### TESTO DEL DOCUMENTO

▬▬▬▬▬▬▬▬▬▬

Sull’intervento dei nonni nel giudizio di separazione (sentenza completa)
SUPREMA CORTE DI CASSAZIONE
SEZIONE I CIVILE
Sentenza 1 luglio – 16 ottobre 2009, n. 22081
(Presidente Luccioli – Relatore Dogliotti)
Svolgimento del processo
Nel
corso del processo di separazione personale tra i coniugi A. I. B. M. e
C. B. pendente dinanzi al Tribunale di Perugia intervenivano in
giudizio M. I. B. M. e C. D. M. T., genitori del ricorrente e nonni dei
due figli minori della coppia, deducendo che nonostante in sede
presidenziale si fosse disposto l’affidamento condiviso la madre di
detti minori impediva di fatto che essi mantenessero i rapporti con i
nonni e con i cuginetti.
A seguito dell’eccezione di inammissibilità
dell’intervento sollevata dalla resistente B. il Tribunale in data 8-15
marzo 2007 emetteva sentenza parziale dichiarando inammissibile
l’intervento stesso.
L’appello proposto dai soccombenti era accolto
dalla Corte di Appello di Perugia con sentenza del 27 settembre – 13
novembre 2007, che negava l’esistenza di un diritto proprio dei nonni
tale da legittimare un intervento autonomo o litisconsortile, ma
affermava la sussistenza di un interesse giuridicamente protetto dei
medesimi che consentiva un loro ruolo attivo nel giudizio nelle forme
dell’intervento ad adiuvandum ai sensi dell’art. 105, comma 2, c.p.c..
Avverso
tale sentenza la B. ha proposto ricorso per cassazione sulla base di
due motivi illustrati con memoria. M. I. B. M. e C. D. M. T. hanno
resistito con controricorso. A. I. B. M. non ha svolto attività
difensiva.
Motivi della decisione
Con
il primo motivo di ricorso, denunciando violazione e falsa applicazione
dell’art. 105, comma 2, c.p.c. e dell’art. 2697 c.c., la B. censura la
sentenza impugnata per aver ritenuto ammissibile l’intervento spiegato
dai nonni paterni nel giudizio di separazione dei coniugi. Rileva al
riguardo che l’intervento adesivo presuppone la dipendenza del rapporto
fatto valere dall’interveniente dalla posizione sostanziale e
processuale di una delle parti e l’esistenza di un interesse proprio
del terzo e che non è ravvisabile un interesse dei nonni dipendente da
quello dell’uno o dell’altro genitore.
Con il secondo motivo,
denunciando violazione degli artt. 155, primo comma, e 155 ter c.c., la
ricorrente deduce che la sentenza impugnata non ha considerato che
quest’ultima norma, così come l’art. 710 c.p.c., attribuisce solo ai
genitori il potere di chiedere la modifica delle condizioni della
separazione e che tale disposizione non è contraddetta dalla previsione
contenuta nel primo comma riformato dell’art. 155 c.c., che attribuisce
soltanto al minore, nel suo esclusivo interesse, il diritto di
conservare rapporti significativi con i prossimi congiunti, mentre
questi ultimi hanno solo un interesse a che le condizioni della
separazione siano fissate in modo da consentire loro di avere rapporti
significativi con la prole dei coniugi separandi.
I due motivi così sintetizzati vanno esaminati congiuntamente, in quanto attengono alla medesima questione di diritto.

▬▬▬▬▬▬▬▬▬▬

### CONSEGNA 1
Secondo la sentenza sull'intervento dei nonni, perché i due motivi di ricorso vanno esaminati insieme? Rispondi in una o due frasi.
### CONSEGNA 2
Modifica il passo della sentenza sull'intervento dei nonni che comincia con "Svolgimento del processo" e termina con "con i cuginetti.", sostituendo "nonni" con "avi".

### ESTRATTO DEL DATASET
▬▬▬▬▬▬▬▬▬▬

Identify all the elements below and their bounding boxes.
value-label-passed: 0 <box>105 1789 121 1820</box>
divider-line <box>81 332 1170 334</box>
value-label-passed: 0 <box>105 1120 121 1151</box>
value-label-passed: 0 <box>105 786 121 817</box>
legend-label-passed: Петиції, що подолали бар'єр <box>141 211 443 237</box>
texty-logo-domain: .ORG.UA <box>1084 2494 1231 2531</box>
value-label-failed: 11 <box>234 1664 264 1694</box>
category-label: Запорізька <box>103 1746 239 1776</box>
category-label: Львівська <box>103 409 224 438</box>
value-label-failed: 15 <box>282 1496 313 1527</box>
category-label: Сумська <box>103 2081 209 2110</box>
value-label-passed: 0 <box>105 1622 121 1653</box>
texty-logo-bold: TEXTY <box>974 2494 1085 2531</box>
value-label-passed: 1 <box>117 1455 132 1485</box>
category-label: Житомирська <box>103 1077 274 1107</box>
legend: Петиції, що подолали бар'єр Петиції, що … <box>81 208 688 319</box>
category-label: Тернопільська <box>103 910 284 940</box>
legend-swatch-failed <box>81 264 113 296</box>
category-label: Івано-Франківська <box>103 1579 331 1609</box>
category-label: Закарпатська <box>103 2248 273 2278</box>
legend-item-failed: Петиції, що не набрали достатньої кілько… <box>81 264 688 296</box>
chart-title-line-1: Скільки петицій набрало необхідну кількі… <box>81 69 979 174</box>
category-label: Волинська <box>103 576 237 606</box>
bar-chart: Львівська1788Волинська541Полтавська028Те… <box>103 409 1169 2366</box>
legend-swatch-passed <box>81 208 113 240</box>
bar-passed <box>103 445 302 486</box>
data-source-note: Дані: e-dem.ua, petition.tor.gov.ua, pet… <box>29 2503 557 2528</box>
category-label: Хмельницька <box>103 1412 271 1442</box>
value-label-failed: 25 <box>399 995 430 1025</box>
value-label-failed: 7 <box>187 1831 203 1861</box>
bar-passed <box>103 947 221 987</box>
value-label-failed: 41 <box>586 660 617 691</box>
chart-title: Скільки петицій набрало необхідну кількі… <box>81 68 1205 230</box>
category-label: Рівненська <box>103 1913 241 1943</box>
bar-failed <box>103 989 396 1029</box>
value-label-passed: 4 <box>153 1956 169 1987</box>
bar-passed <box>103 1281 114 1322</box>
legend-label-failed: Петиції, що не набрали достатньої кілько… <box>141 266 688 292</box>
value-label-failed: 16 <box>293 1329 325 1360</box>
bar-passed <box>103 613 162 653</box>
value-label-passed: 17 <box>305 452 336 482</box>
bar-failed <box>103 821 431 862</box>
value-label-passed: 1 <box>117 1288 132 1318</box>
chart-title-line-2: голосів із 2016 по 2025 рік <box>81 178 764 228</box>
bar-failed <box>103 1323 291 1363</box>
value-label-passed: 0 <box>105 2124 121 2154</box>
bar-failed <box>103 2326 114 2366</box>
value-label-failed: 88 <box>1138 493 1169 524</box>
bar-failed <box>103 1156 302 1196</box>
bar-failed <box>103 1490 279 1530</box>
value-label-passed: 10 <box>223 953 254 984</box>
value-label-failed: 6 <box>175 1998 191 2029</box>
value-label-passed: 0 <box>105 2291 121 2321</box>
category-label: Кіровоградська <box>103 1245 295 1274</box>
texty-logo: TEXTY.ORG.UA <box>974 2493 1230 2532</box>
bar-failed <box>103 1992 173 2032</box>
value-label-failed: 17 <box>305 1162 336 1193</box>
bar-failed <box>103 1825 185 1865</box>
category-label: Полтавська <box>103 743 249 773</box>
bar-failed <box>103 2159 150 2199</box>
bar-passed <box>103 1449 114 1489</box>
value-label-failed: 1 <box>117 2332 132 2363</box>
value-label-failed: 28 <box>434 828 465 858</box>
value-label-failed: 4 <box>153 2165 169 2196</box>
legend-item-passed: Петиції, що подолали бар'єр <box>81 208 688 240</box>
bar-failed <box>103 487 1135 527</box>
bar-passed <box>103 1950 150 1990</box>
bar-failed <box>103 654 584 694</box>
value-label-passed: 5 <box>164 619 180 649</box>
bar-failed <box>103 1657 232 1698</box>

▬▬▬▬▬▬▬▬▬▬

### RISPOSTA COMPLETA 1
I due motivi vanno esaminati congiuntamente perché riguardano la medesima questione di diritto.

### RISPOSTA COMPLETA 2
Svolgimento del processo
Nel
corso del processo di separazione personale tra i coniugi A. I. B. M. e
C. B. pendente dinanzi al Tribunale di Perugia intervenivano in
giudizio M. I. B. M. e C. D. M. T., genitori del ricorrente e avi dei
due figli minori della coppia, deducendo che nonostante in sede
presidenziale si fosse disposto l’affidamento condiviso la madre di
detti minori impediva di fatto che essi mantenessero i rapporti con i
avi e con i cuginetti.